# Stated task
Copy out each line in the material below that has the word "Consumer".

** start of Material provided **

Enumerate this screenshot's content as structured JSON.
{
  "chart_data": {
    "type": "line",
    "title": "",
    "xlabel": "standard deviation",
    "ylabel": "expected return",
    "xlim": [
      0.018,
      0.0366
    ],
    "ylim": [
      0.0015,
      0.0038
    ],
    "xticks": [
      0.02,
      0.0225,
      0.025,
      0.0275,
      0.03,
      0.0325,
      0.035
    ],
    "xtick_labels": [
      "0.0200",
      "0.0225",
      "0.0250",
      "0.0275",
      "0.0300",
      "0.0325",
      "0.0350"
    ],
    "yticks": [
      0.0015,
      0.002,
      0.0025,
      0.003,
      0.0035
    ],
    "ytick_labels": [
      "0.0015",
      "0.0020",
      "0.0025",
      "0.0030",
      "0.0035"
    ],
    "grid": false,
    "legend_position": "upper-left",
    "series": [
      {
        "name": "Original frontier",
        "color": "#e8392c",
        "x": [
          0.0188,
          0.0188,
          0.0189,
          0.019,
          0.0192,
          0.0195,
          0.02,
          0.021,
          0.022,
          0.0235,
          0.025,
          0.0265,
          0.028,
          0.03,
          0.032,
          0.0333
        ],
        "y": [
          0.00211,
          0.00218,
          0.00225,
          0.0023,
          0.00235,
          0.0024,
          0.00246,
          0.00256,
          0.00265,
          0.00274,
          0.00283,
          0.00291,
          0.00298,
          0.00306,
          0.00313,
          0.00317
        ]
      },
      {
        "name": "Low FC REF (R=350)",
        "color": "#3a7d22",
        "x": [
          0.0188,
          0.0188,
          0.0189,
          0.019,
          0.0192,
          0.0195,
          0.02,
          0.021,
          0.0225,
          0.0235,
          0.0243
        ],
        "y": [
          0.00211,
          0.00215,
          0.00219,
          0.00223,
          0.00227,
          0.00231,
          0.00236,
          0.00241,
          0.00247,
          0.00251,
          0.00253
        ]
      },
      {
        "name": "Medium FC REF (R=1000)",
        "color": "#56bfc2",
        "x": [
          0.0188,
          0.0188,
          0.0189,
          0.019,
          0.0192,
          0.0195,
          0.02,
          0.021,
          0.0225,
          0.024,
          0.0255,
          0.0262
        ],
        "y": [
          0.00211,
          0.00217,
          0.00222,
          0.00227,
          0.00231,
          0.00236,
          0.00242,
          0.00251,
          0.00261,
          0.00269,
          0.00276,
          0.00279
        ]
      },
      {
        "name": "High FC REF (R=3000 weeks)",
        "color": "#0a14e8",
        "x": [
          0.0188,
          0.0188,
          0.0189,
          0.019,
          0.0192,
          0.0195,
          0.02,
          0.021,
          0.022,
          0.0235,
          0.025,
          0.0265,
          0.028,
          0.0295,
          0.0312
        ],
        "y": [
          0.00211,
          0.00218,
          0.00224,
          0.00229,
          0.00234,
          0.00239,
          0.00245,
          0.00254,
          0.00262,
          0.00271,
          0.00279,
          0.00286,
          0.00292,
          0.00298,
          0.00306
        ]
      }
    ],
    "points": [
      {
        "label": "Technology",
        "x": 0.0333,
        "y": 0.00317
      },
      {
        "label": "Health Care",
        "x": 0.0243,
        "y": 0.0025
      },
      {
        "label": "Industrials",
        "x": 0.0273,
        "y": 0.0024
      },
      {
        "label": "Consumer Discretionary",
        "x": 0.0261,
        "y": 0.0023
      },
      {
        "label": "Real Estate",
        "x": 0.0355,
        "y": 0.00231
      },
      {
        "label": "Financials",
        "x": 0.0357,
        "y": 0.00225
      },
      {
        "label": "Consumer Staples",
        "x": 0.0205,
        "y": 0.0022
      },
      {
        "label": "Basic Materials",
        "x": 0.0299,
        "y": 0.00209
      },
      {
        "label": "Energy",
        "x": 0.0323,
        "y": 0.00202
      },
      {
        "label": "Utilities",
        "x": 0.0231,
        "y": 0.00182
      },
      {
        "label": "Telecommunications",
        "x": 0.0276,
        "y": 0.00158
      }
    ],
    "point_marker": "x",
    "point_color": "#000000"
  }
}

** end of Material provided **

# Answer in full
        "label": "Consumer Discretionary",
        "label": "Consumer Staples",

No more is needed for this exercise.